---- TEXT PASSAGE

Skip to content

Technical design — MOD-043 EventBridge domain event governance

Module: MOD-043 — EventBridge domain event governance System: SD07 — Data Platform & Governance Infrastructure Repo: bank-platform FR scope: FR-269, FR-270, FR-271, FR-272 Policies satisfied: DT-001 (AUTO), DT-004 (AUTO), PRI-001 (AUTO), PRI-003 (AUTO) Author: AI agent (Claude Opus 4.7) Date: 2026-04-19 Stage covered: dev (account 647751526084, region ap-southeast-2) SST permalink: https://sst.dev/u/491a888e


Objective

MOD-043 governs the 8 custom EventBridge buses provisioned by MOD-104. It adds:

  1. A single Amazon EventBridge Schema Registry (bank-events-{env}) with a Discoverer per bus and canonical JSON-Schema (draft-04) seeds.
  2. A governance rule per bus that captures every event and forwards it to a delivery-logger Lambda. Each rule target is configured with a 3-retry policy and a DLQ (the MOD-104 DLQ for that domain) — satisfying FR-271.
  3. A Node.js 20 delivery-logger Lambda that validates each event against the registry and emits a structured log record with the FR-272 fields (event_id, schema_version, source, event_time/received_at, delivery_status).
  4. CloudWatch alarms on DLQ depth for each of the 8 domain DLQs, publishing to a dedicated SNS topic.

This document describes the as-deployed state in dev. All 78 integration tests pass against the live environment. The Neon-backed platform.event_delivery_log persistence (MOD-042 dependency) is stubbed: the logger writes to CloudWatch Logs (90-day retention — FR-272) and a placeholder SQS queue that MOD-042 will wire to Postgres.


Execution model

Aspect Decision
IaC tool SST v3 Ion + raw @pulumi/aws resources (ADR-025)
Lambda runtime Node.js 20 on arm64; 256 MB / 10s timeout
Lambda packaging Local esbuild bundle (CJS, Node-20 target) zipped into dist/delivery-logger/ and uploaded via pulumi.asset.FileArchive. Bundle size ~1.7 MB
Schema format JSON Schema draft-04 (matches wiki schema-registry.md)
Schema validator ajv-draft-04 + ajv-formats in-Lambda
Region ap-southeast-2
Tagging Provider defaultTags: tenant_id, module_id=MOD-043, environment, system_id=SD07, cost_center=sd07-bank-platform, managed_by=sst
Deployment identity AWS_PROFILE=bank-dev for dev

Stack layout

eventbridge-governance/
├── sst.config.ts
├── src/
│   ├── stacks/
│   │   ├── schema-registry.ts     — bank-events registry + 8 Discoverers + seeded schemas
│   │   ├── governance-rules.ts    — 1 rule/bus forwarding to the logger + RetryPolicy(3) + DLQ target
│   │   ├── delivery-logger.ts     — Lambda + role + log group(90d) + placeholder SQS queue
│   │   └── dlq-alerts.ts          — 8 CloudWatch alarms on DLQ depth + SNS topic
│   ├── lambdas/
│   │   └── delivery-logger/
│   │       ├── index.ts           — handler: validate detail against registry, emit structured log, forward to SQS placeholder
│   │       ├── package.json
│   │       └── tsconfig.json
│   └── outputs.ts                 — 22 SSM parameters under /bank/{env}/mod043/...

--------
---- RECORD EXCERPTS

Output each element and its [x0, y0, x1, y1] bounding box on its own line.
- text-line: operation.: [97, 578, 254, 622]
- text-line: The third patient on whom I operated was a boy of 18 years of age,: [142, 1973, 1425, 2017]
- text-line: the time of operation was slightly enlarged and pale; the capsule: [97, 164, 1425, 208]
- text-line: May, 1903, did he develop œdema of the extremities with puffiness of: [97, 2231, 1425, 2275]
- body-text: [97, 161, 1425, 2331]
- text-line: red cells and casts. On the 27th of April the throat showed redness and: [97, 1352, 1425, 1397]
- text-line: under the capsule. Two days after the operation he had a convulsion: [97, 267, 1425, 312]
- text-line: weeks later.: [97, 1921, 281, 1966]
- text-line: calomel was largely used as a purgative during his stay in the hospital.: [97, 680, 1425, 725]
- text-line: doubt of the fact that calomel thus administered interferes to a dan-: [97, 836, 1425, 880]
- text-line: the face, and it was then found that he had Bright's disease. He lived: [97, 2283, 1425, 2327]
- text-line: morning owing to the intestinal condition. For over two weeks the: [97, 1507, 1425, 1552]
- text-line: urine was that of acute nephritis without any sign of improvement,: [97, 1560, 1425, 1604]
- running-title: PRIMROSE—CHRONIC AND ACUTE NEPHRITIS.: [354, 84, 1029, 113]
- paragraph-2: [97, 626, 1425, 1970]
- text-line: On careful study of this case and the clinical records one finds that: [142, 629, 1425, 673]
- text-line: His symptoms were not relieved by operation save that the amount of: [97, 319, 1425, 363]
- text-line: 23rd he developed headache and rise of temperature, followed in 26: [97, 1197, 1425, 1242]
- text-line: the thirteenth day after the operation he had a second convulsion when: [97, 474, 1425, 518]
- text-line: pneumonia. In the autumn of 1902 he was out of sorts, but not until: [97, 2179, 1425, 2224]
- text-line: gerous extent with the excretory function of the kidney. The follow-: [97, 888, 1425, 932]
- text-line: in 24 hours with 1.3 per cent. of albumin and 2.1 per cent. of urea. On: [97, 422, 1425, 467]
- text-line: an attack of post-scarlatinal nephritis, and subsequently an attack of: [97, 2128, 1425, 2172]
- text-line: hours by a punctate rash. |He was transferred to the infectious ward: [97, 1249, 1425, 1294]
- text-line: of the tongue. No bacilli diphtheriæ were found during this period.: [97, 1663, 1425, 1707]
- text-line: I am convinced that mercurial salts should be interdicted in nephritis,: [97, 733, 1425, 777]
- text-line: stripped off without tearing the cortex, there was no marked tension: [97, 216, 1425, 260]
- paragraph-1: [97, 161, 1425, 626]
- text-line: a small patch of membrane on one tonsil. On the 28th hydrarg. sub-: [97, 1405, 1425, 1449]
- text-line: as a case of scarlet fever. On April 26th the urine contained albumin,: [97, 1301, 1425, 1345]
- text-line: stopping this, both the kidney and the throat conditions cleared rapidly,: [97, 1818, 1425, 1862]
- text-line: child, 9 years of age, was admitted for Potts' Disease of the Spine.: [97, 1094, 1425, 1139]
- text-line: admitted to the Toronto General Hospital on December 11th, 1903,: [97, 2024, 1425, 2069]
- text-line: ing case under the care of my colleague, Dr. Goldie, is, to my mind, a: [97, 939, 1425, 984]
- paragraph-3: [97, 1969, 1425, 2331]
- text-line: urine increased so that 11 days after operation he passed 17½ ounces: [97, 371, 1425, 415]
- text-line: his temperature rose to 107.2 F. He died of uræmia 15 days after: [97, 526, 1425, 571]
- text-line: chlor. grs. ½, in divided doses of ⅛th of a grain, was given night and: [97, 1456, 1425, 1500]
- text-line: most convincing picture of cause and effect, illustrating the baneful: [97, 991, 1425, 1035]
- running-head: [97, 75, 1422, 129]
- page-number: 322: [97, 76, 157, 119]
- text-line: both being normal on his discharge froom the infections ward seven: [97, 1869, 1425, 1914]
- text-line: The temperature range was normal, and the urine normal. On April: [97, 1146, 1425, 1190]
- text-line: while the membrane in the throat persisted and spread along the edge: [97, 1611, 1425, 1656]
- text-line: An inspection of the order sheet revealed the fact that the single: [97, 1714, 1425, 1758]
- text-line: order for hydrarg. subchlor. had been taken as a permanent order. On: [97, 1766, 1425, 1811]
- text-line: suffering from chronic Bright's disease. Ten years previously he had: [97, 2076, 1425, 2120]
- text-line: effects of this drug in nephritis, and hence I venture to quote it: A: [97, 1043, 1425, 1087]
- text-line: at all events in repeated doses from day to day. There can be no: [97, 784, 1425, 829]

--------

**ASSIGNMENT A**
In the MOD-043 technical design, quote the text between "This document describes" and "raw @pulumi/aws resources (ADR-025)", inclusive.
**ASSIGNMENT B**
Per the MOD-043 technical design, how long are the delivery-logger's CloudWatch Logs kept?
**ASSIGNMENT C**
Give every tag key that the MOD-043 technical design sets as a provider default tag.

**EXPECTED ANSWER A**
This document describes the as-deployed state in dev. All 78 integration tests pass against the live environment. The Neon-backed platform.event_delivery_log persistence (MOD-042 dependency) is stubbed: the logger writes to CloudWatch Logs (90-day retention — FR-272) and a placeholder SQS queue that MOD-042 will wire to Postgres.


Execution model

Aspect Decision
IaC tool SST v3 Ion + raw @pulumi/aws resources (ADR-025)

**EXPECTED ANSWER B**
90 days.

**EXPECTED ANSWER C**
tenant_id, module_id, environment, system_id, cost_center, managed_by